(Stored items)
━━━━━━
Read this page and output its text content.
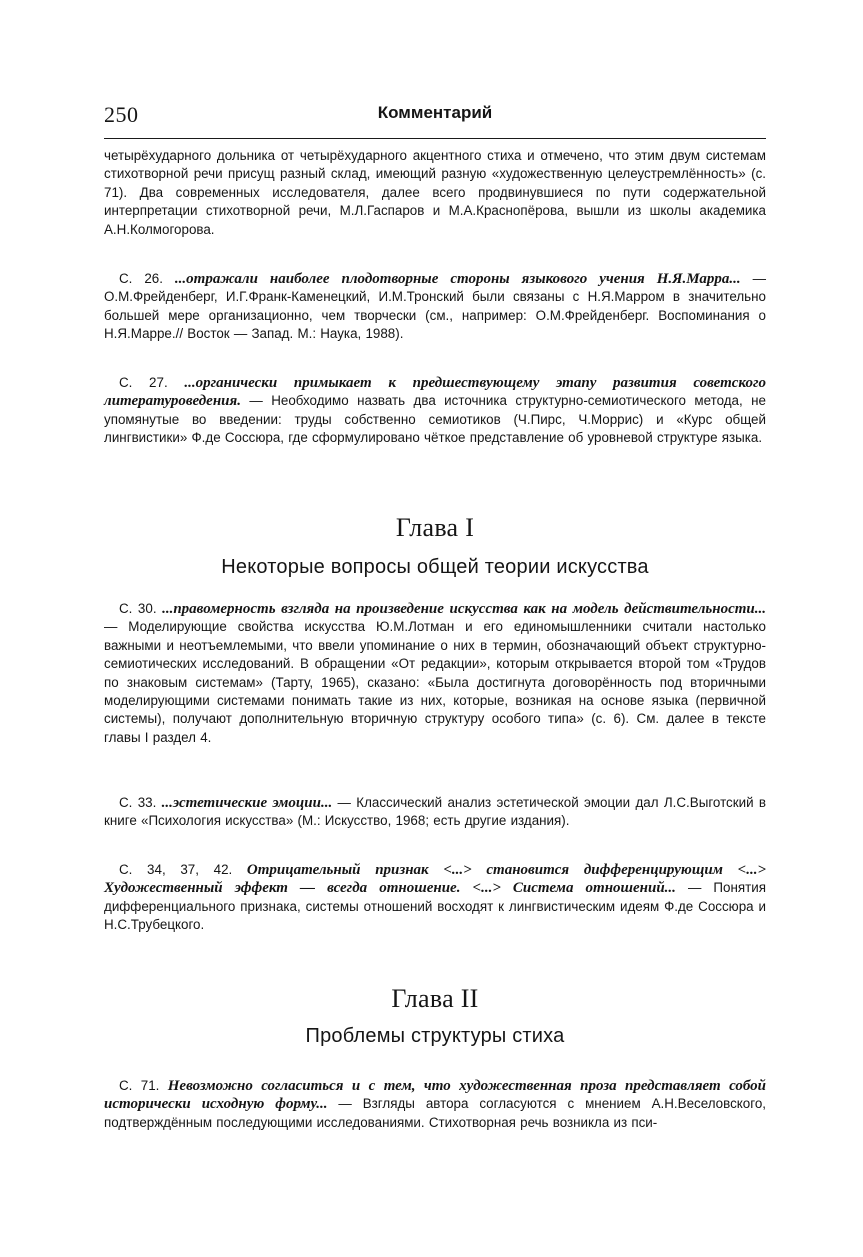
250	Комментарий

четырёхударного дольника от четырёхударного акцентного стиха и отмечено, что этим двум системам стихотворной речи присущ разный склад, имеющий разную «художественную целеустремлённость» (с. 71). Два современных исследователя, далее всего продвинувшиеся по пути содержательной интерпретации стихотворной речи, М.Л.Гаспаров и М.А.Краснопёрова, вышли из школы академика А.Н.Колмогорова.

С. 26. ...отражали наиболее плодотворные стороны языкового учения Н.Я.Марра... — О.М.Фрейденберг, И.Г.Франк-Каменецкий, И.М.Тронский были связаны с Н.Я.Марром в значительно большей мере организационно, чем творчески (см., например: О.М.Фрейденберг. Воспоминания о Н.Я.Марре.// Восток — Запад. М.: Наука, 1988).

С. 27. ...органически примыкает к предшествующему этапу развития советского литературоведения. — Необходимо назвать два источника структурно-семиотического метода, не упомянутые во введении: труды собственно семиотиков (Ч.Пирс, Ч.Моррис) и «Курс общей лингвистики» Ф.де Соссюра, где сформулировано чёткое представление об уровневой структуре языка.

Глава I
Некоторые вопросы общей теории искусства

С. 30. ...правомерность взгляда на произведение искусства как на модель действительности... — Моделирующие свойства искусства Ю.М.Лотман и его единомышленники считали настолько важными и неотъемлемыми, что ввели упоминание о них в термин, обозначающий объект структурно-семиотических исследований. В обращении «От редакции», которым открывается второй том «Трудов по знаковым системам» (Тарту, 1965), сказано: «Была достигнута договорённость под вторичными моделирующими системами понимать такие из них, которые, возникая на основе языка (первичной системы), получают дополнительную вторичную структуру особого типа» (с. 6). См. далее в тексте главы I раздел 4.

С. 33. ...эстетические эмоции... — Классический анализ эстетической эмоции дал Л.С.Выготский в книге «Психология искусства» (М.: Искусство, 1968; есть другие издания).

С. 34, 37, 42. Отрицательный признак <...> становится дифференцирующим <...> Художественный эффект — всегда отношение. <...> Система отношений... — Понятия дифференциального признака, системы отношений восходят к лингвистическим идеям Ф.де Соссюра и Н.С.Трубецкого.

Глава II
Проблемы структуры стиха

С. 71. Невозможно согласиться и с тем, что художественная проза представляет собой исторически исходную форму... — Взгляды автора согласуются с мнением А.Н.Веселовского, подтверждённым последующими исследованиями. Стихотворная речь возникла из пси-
━━━━━━
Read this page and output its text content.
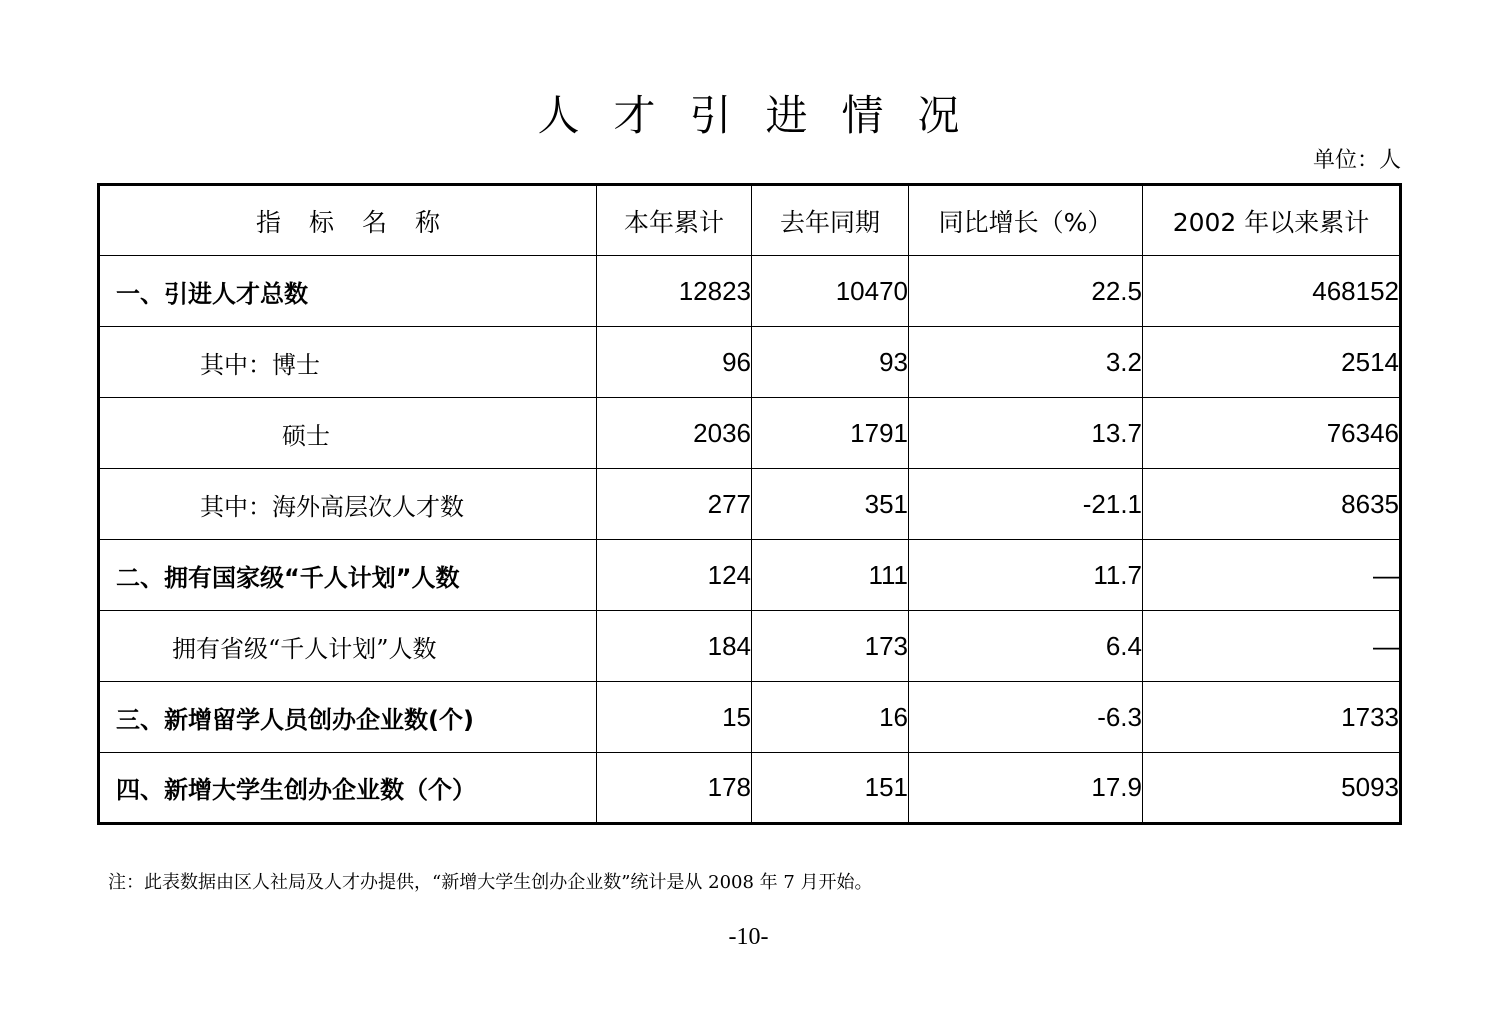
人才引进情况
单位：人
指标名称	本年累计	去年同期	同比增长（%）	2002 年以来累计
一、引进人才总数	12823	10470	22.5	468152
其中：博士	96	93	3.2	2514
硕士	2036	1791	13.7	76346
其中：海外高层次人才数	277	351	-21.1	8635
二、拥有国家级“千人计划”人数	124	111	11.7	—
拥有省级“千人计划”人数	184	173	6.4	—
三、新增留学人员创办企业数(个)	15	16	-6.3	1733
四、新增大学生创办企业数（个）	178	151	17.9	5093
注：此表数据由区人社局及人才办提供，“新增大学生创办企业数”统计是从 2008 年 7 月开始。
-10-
━━━━━━
- _TASK_
Work through the records line by line and tally those with the word "общей". Report only the total.

- _CORRECT RESULT_
2